* _PASSAGE PROVIDED_:
I don't write to zoos giving my thoughts on panda breeding techniques, because I don't know a thing about it beyond a show I saw on discovery channel... 

it's the same concept of giving an uneducated opinon. 

But, at the end of the day, everyone has an opinion, ignorant or not... and that's not going to change just because I take offense to it.


----------



## George Wallace (7 Jan 2008)

Perhaps Sparky and company have flooded the NO votes.


----------



## Carbon-14 (7 Jan 2008)

"Should Canadian troops still be using the LAV III (light armoured vehicle)?"

If someone doesn't know that LAV in LAV III stands for light armoured vehicle, they have no business voting.


----------



## George Wallace (7 Jan 2008)

BigRudy said:
			
		

> I just don't get the point of generating polls complaining about every single piece of equipment we get, anytime something goes wrong.



Reminds me of the phone conversation I had today with a fellow who asked me what the mortality rate was in Afghanistan.  I pondered that for a few moments and then replied that it was a hard question to answer.  I went on to say that it was probably better than Toronto, with over 78 murders a year, compared to the 70 plus we have lost in Afghanistan over a period of six or seven years.  Come to think of it, Afghanistan is safer.  He seemed to agree.


----------



## armyvern (7 Jan 2008)

I have a public opinion poll on the phone with me right now ...

This should be interesting ...  :

What are the odds??


----------



## NL_engineer (7 Jan 2008)

Well here is what it is at now: Yes 1928 votes No 2010 votes

Would this be the same reaction if it were a RG31 or a G wagon  :


----------



## redleafjumper (7 Jan 2008)

George, (quick thread hijack) while you are correct in terms of a number, (and I am sympathetic to the intent of your response) you are not correct in terms of rate, which was the question.  The rate is based on the population as a whole and since the population of Toronto is considerably higher than the population of Canadians in (or even rotated through) Afghanistan the mortality "rate" of casualties in Afghanistan per capita is considerably higher than the murder rate in Toronto.

Part of the difficulty in calculating such a rate is that one would need consider how to count those going on mulitple tours over the extended time.  The nature of the variables present make such a comparison problematic.    (thread hijack ends)


----------



## armyvern (7 Jan 2008)

On the Atlantic Lottery Coorporation.


----------



## McG (7 Jan 2008)

I'm surprised not to see this poll being hotly debated on the CF Facebook group.



			
				redleafjumper said:
			
		

> Part of the difficulty in calculating such a rate is that one would need consider how to count those going on mulitple tours over the extended time.  The nature of the variables present make such a comparison problematic.


 not hard it is = (total killed/average population in theater over same time) x 100%


----------



## NomadWarriorSoul (7 Jan 2008)

* _BRIEF_: Retype the part of the forum thread above between "Would this be" and "rate in Toronto.", inclusive.

* _DATASET EXTRACT_:

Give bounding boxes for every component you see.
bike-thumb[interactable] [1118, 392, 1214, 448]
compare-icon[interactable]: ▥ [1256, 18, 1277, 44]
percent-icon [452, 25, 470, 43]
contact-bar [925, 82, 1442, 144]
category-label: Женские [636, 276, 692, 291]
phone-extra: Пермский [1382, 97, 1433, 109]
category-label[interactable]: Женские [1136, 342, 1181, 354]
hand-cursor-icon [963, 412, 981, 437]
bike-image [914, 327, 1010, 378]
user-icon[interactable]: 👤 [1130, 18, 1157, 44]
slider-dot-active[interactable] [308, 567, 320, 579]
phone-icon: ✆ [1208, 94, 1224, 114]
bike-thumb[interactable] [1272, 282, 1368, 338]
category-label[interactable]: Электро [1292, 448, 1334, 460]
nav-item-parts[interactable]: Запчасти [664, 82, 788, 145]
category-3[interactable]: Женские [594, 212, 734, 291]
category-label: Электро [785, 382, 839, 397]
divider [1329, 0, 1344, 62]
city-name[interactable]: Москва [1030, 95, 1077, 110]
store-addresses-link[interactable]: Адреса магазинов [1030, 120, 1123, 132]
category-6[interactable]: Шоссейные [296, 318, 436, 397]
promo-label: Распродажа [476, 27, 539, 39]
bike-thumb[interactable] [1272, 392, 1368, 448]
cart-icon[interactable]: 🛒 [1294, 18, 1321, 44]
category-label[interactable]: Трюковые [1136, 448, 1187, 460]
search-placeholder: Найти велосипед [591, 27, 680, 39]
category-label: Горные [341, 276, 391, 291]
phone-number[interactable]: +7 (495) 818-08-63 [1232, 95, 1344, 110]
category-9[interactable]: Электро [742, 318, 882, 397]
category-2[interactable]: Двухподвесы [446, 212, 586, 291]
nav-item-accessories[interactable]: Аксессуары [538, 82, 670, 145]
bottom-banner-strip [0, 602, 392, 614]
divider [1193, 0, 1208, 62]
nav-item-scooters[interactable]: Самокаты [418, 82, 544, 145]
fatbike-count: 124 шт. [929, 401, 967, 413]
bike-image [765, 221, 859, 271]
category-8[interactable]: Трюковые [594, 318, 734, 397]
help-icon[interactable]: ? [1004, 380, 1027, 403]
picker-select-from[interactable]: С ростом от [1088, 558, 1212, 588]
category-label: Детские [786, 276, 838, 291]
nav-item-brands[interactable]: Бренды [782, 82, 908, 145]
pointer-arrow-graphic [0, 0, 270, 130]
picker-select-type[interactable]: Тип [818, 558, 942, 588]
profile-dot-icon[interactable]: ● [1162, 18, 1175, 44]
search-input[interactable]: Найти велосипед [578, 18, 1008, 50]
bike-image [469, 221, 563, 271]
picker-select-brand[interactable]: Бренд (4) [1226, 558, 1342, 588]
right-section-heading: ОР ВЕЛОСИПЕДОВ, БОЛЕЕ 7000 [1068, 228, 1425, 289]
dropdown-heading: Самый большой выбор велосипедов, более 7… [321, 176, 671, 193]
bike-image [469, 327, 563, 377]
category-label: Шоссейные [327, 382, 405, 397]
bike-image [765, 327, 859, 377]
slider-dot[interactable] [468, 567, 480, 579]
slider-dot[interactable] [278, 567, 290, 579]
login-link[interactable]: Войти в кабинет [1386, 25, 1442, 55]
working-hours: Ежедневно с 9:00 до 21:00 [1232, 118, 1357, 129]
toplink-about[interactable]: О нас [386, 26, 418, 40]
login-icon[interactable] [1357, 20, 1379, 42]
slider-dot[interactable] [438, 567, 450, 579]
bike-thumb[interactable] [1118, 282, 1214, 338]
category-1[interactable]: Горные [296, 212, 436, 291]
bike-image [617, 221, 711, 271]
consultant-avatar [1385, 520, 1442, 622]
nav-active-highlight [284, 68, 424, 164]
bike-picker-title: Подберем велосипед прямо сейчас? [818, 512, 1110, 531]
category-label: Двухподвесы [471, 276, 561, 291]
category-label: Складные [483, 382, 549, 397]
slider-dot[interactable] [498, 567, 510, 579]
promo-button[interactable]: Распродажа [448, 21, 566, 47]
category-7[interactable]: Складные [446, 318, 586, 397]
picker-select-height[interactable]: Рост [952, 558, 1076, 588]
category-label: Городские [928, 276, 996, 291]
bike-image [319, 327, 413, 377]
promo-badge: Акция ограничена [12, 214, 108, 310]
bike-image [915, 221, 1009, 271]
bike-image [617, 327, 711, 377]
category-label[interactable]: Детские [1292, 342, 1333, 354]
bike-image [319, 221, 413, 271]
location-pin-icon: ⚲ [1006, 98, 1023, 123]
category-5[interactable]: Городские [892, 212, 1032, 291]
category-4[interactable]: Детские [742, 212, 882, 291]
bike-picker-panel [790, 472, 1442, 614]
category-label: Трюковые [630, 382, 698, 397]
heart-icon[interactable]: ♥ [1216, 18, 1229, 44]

* _TASK SOLUTION_:
Would this be the same reaction if it were a RG31 or a G wagon  :


----------



## redleafjumper (7 Jan 2008)

George, (quick thread hijack) while you are correct in terms of a number, (and I am sympathetic to the intent of your response) you are not correct in terms of rate, which was the question.  The rate is based on the population as a whole and since the population of Toronto is considerably higher than the population of Canadians in (or even rotated through) Afghanistan the mortality "rate" of casualties in Afghanistan per capita is considerably higher than the murder rate in Toronto.